§ What you should do:
Copy out all lines that hold "fraîchement".

Collection entries:
----

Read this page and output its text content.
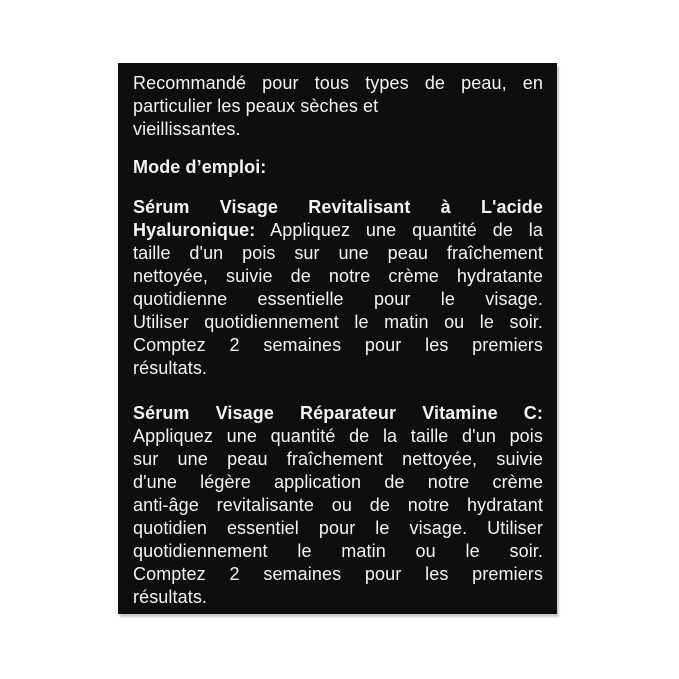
Recommandé pour tous types de peau, en
particulier les peaux sèches et
vieillissantes.
Mode d’emploi:
Sérum Visage Revitalisant à L'acide
Hyaluronique: Appliquez une quantité de la
taille d'un pois sur une peau fraîchement
nettoyée, suivie de notre crème hydratante
quotidienne essentielle pour le visage.
Utiliser quotidiennement le matin ou le soir.
Comptez 2 semaines pour les premiers
résultats.
Sérum Visage Réparateur Vitamine C:
Appliquez une quantité de la taille d'un pois
sur une peau fraîchement nettoyée, suivie
d'une légère application de notre crème
anti-âge revitalisante ou de notre hydratant
quotidien essentiel pour le visage. Utiliser
quotidiennement le matin ou le soir.
Comptez 2 semaines pour les premiers
résultats.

----

§ Response to this exercise:
taille d'un pois sur une peau fraîchement
sur une peau fraîchement nettoyée, suivie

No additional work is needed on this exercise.